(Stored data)

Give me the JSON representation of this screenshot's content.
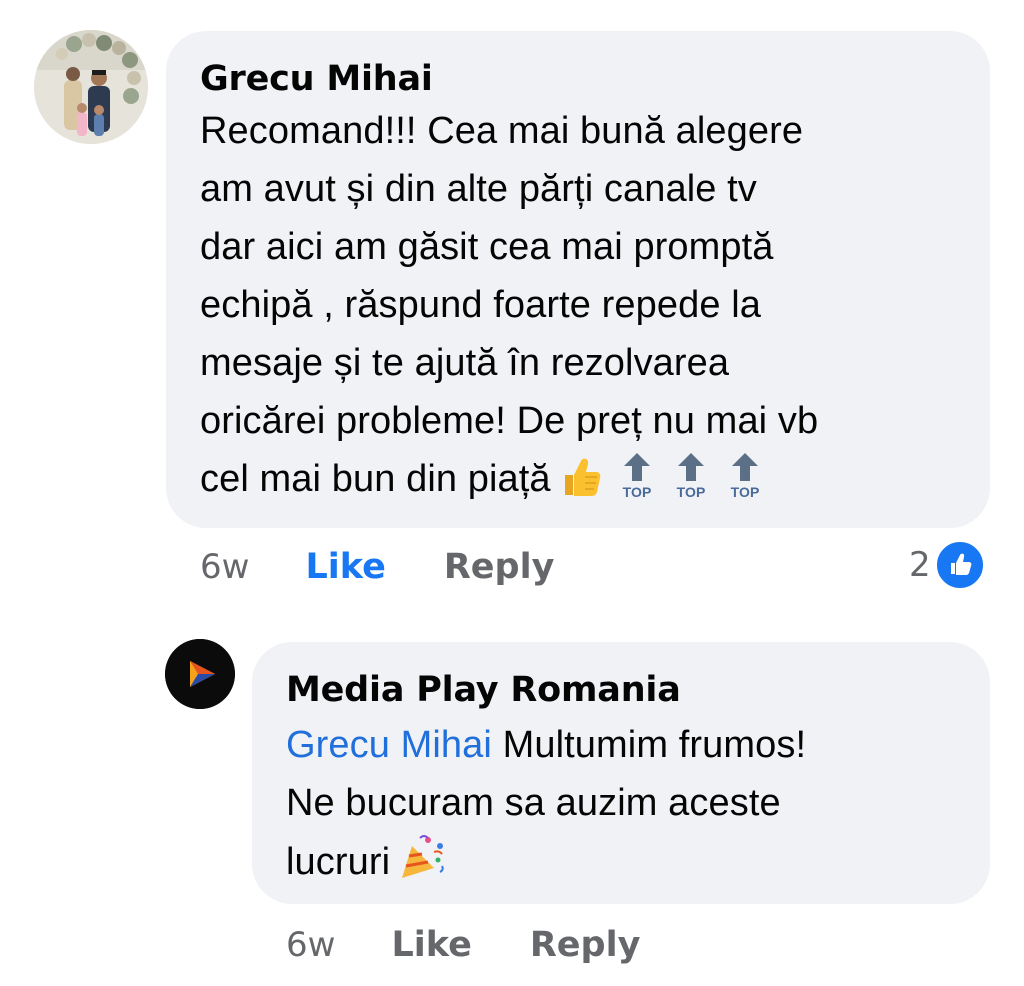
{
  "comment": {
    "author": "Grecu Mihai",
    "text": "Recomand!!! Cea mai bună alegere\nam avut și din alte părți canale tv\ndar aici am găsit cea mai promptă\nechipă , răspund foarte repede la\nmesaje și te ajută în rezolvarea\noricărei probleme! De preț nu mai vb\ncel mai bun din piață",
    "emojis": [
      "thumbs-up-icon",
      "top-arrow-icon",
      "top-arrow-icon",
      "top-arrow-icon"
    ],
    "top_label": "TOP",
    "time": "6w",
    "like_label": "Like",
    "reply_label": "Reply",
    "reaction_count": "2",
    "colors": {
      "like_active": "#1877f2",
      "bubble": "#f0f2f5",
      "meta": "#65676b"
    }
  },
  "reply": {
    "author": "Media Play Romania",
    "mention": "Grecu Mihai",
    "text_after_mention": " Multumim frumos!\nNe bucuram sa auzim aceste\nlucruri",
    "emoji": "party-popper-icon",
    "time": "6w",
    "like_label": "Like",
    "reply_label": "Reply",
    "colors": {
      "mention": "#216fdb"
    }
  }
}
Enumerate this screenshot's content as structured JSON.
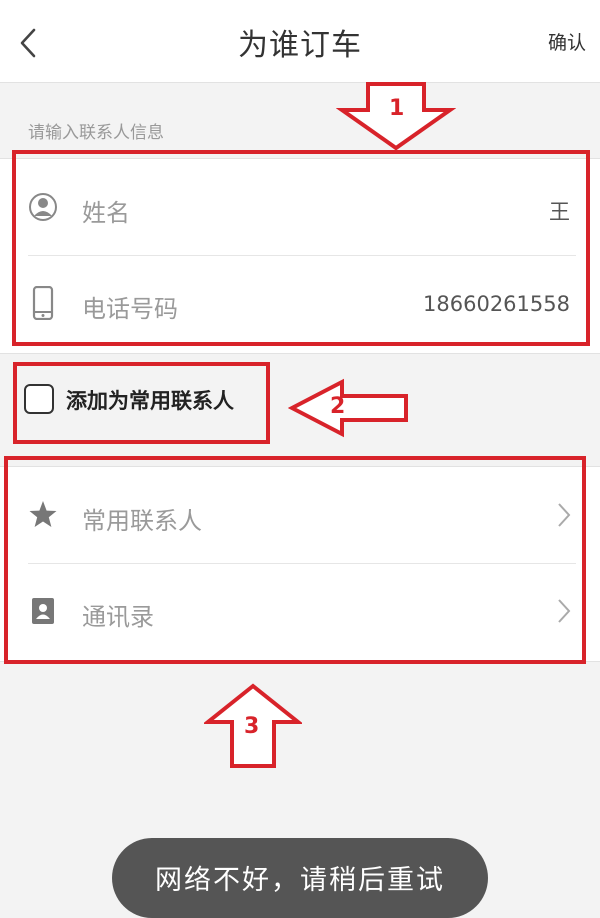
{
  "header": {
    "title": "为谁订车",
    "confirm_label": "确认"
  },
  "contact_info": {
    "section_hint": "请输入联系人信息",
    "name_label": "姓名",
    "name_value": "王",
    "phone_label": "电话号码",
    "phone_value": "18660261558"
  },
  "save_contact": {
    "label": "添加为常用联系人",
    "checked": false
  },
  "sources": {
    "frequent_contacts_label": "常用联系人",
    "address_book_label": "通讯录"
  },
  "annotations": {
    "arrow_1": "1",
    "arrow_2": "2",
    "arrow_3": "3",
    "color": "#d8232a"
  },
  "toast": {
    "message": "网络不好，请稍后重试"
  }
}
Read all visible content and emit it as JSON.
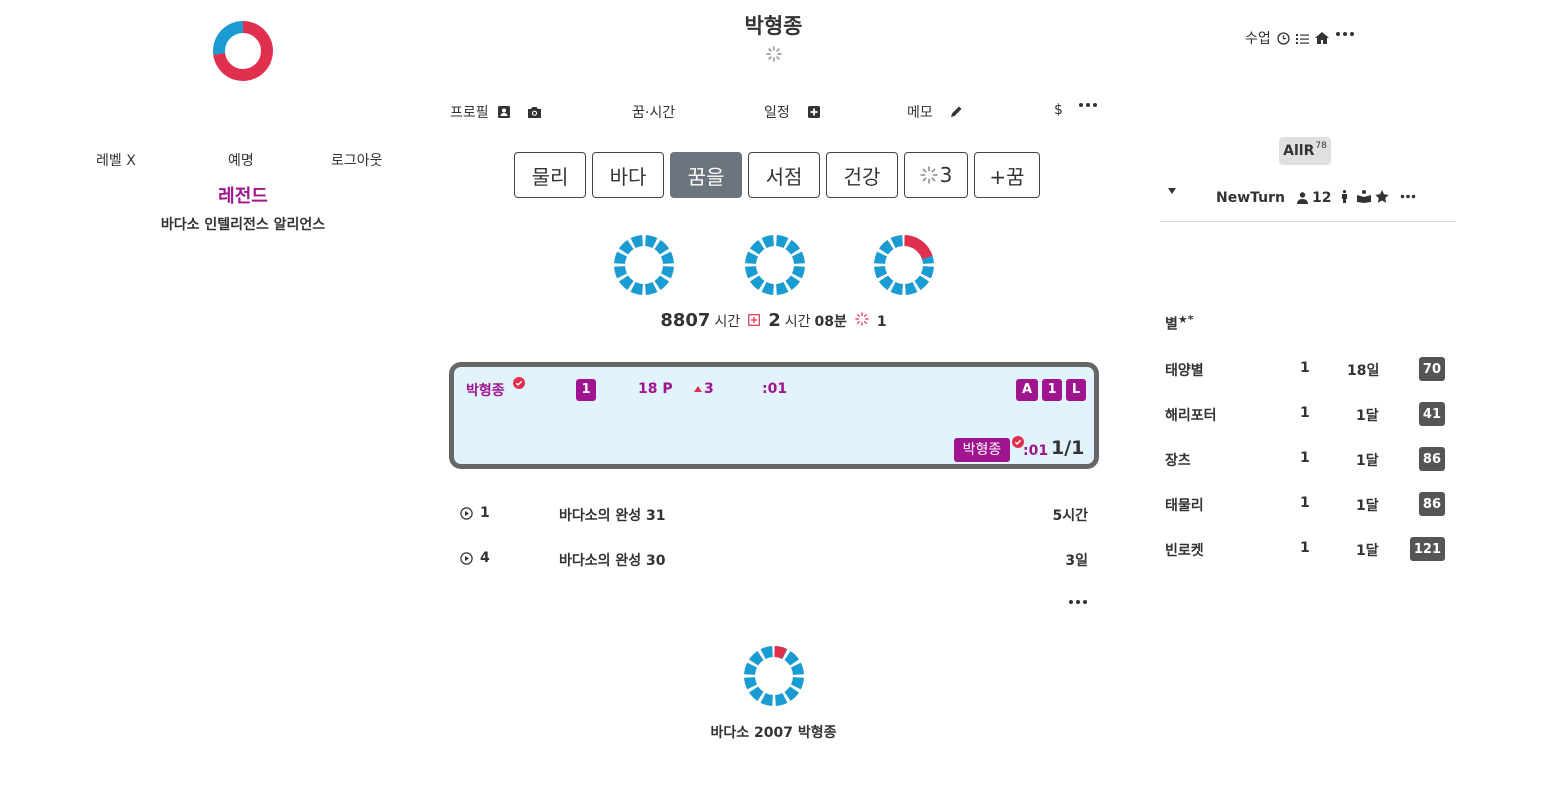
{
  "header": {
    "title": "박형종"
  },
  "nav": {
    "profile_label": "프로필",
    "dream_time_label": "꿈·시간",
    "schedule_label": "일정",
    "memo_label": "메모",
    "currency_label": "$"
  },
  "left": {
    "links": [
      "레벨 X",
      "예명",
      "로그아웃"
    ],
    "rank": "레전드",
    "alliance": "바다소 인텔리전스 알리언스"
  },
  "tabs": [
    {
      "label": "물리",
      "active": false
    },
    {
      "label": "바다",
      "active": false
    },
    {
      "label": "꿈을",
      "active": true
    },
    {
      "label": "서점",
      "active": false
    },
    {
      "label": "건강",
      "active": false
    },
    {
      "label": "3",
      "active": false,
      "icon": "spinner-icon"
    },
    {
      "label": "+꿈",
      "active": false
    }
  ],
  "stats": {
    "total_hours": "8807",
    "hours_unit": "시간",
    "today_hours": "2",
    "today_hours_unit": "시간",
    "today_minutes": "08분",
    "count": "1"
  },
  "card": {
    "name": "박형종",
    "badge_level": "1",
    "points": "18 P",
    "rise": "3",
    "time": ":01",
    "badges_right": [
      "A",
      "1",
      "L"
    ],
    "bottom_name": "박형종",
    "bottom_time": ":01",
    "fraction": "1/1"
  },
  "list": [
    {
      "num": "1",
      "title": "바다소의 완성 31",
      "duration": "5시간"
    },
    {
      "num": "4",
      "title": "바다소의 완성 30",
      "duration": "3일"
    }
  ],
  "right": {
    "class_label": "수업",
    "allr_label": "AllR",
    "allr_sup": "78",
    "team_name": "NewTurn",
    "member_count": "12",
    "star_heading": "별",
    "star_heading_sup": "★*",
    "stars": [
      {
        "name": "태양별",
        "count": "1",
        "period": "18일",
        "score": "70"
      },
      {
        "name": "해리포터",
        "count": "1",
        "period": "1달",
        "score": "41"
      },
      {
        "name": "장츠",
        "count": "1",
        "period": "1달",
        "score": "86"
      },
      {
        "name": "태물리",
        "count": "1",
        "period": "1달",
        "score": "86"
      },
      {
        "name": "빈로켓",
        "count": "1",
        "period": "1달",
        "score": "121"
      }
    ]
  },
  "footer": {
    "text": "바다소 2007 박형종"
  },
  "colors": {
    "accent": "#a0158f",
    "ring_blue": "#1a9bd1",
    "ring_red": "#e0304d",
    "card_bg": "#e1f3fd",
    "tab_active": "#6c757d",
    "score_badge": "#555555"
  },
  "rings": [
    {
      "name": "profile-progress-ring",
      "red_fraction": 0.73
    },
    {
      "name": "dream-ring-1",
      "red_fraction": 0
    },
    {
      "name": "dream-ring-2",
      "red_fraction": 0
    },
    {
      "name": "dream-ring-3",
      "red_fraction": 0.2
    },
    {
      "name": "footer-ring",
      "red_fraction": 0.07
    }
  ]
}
==
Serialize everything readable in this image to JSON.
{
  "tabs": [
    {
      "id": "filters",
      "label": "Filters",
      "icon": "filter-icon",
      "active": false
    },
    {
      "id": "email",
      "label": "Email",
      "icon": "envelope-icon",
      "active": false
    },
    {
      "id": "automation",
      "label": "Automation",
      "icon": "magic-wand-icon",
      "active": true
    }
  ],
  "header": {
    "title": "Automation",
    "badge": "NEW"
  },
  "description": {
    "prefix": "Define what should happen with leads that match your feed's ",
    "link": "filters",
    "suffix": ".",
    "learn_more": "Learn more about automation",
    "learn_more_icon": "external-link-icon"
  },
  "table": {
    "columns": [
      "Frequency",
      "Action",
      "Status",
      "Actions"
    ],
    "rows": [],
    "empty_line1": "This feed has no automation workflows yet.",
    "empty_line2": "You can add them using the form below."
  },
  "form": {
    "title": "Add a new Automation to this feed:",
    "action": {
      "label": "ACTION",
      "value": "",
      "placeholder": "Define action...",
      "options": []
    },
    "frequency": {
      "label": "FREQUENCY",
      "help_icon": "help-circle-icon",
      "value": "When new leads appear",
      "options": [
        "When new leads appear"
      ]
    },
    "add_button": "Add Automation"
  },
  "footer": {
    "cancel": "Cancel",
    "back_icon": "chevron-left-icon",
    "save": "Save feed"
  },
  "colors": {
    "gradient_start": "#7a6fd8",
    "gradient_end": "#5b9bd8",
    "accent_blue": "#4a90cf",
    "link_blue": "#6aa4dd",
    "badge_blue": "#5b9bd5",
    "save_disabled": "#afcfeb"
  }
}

• **What you should do**
Copy each line of the listing that holds the word "author".

• **Task answer**
    "author": "Grecu Mihai",
    "author": "Media Play Romania",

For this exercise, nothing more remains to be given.